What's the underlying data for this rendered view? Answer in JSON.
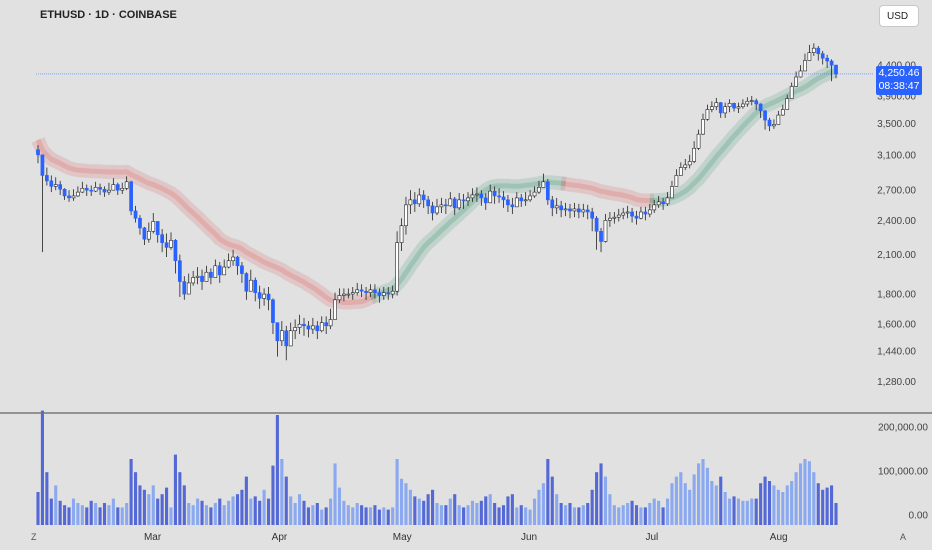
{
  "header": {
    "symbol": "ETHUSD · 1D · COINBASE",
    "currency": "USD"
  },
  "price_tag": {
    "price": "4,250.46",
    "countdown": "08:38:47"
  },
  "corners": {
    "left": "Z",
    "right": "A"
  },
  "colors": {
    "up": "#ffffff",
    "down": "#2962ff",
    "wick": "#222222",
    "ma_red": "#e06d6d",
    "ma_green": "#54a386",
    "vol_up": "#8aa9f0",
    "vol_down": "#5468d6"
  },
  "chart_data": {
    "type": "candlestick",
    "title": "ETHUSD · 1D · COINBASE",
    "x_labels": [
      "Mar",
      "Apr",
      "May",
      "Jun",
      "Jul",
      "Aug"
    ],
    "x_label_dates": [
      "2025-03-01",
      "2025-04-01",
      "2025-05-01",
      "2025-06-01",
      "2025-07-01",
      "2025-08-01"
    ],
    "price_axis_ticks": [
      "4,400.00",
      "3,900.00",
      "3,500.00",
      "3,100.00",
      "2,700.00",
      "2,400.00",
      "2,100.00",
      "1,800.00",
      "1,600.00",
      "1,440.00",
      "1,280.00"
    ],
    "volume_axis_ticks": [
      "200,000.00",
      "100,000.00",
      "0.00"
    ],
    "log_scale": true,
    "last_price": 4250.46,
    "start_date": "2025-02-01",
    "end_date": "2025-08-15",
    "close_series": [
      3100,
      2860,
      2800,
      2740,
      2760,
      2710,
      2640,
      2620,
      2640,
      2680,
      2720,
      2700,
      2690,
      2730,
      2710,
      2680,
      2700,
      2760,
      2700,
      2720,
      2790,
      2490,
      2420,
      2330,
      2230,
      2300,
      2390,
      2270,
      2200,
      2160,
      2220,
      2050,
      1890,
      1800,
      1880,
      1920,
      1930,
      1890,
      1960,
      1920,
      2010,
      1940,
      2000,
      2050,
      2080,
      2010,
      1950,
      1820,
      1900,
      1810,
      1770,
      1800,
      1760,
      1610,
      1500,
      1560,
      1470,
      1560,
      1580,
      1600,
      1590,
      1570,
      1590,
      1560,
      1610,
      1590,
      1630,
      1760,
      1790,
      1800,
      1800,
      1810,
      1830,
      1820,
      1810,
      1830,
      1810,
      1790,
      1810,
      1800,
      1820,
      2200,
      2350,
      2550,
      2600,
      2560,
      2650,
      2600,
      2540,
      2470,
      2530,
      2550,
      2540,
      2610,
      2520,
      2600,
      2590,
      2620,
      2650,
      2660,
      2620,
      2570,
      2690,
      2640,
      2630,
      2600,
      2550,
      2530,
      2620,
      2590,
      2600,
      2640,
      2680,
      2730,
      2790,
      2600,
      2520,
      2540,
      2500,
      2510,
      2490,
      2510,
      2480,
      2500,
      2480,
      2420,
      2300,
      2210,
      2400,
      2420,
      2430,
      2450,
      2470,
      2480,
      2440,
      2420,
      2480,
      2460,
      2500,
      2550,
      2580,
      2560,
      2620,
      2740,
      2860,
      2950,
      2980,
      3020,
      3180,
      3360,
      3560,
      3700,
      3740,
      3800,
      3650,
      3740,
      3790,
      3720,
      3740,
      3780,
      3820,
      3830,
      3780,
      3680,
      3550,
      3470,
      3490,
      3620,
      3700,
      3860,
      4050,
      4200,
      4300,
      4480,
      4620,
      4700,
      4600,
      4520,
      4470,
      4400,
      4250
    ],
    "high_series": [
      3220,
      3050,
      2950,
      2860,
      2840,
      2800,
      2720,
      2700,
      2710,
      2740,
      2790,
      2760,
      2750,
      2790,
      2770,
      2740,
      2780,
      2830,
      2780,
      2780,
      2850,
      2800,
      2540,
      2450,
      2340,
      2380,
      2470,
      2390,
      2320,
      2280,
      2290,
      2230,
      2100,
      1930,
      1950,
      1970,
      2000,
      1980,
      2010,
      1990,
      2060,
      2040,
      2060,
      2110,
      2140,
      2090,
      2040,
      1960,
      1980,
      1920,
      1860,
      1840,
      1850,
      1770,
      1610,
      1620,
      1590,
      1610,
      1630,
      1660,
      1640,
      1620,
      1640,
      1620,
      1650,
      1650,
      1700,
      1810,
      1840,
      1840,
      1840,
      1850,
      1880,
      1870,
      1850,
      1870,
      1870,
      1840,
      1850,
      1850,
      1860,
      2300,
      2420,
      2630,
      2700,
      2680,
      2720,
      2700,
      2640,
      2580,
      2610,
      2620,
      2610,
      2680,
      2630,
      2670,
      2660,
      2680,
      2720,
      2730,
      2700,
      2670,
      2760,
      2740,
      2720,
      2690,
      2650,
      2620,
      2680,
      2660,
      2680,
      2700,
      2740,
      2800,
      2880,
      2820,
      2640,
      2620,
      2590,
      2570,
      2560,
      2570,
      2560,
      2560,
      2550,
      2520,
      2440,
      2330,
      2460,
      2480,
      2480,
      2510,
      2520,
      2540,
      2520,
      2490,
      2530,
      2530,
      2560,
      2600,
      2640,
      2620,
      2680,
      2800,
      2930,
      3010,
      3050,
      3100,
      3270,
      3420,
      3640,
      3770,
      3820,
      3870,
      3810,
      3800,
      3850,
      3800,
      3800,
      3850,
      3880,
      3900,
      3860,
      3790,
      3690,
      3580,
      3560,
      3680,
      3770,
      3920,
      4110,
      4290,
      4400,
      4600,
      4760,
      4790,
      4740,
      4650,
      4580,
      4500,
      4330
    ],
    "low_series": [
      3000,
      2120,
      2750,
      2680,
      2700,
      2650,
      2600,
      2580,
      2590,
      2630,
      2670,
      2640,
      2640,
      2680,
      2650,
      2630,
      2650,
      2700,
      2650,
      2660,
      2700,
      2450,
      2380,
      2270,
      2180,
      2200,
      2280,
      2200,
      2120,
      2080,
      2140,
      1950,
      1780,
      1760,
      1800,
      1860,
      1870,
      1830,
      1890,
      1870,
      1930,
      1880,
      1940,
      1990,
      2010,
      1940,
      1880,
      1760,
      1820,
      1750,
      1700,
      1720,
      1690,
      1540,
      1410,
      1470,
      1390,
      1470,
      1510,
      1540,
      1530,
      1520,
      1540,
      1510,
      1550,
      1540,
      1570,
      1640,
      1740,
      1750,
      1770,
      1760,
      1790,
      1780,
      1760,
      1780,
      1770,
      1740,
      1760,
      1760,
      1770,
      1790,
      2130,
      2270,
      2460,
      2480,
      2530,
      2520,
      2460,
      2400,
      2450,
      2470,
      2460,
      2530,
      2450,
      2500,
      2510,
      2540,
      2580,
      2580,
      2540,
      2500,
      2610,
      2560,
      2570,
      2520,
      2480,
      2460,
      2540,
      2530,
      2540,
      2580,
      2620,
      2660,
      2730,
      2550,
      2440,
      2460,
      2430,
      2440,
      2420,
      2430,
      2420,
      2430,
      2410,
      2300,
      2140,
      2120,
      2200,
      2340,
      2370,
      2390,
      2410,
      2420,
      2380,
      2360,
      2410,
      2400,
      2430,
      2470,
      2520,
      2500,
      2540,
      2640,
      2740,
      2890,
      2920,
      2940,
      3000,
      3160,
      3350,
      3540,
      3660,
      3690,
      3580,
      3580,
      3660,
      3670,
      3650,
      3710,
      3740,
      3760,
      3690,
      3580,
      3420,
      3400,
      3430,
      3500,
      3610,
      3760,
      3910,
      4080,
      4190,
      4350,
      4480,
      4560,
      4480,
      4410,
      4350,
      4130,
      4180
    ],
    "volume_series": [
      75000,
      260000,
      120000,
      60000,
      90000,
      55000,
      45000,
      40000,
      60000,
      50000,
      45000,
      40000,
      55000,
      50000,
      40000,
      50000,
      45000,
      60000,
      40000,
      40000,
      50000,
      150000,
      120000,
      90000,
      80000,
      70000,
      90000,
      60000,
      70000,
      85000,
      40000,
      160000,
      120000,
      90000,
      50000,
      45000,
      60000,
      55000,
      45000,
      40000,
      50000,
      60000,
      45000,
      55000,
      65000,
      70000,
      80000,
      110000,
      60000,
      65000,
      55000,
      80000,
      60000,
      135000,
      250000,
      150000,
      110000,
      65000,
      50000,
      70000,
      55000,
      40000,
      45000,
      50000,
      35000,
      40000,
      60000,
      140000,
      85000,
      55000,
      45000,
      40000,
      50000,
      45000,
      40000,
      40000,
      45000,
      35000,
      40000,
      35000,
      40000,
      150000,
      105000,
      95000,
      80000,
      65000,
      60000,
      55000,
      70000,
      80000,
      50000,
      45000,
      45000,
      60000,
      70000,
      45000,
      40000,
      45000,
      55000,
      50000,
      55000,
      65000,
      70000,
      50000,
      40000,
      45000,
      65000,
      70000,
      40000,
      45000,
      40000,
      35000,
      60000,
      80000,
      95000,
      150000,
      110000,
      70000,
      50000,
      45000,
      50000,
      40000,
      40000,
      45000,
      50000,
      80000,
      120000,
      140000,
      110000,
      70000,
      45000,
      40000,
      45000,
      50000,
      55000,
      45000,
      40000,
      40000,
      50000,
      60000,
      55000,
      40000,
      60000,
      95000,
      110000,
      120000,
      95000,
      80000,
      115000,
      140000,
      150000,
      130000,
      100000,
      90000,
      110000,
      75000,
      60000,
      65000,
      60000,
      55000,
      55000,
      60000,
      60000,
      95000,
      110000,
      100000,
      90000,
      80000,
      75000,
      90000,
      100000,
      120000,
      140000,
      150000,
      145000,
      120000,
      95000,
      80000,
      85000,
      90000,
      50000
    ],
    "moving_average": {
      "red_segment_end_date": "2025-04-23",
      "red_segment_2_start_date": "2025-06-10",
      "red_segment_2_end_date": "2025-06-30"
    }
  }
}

---

- **WRITTEN EXERCISE**
Pull every line containing the word "ETHUSD" out of the material.

- **THE RESULT**
    "symbol": "ETHUSD · 1D · COINBASE",
    "title": "ETHUSD · 1D · COINBASE",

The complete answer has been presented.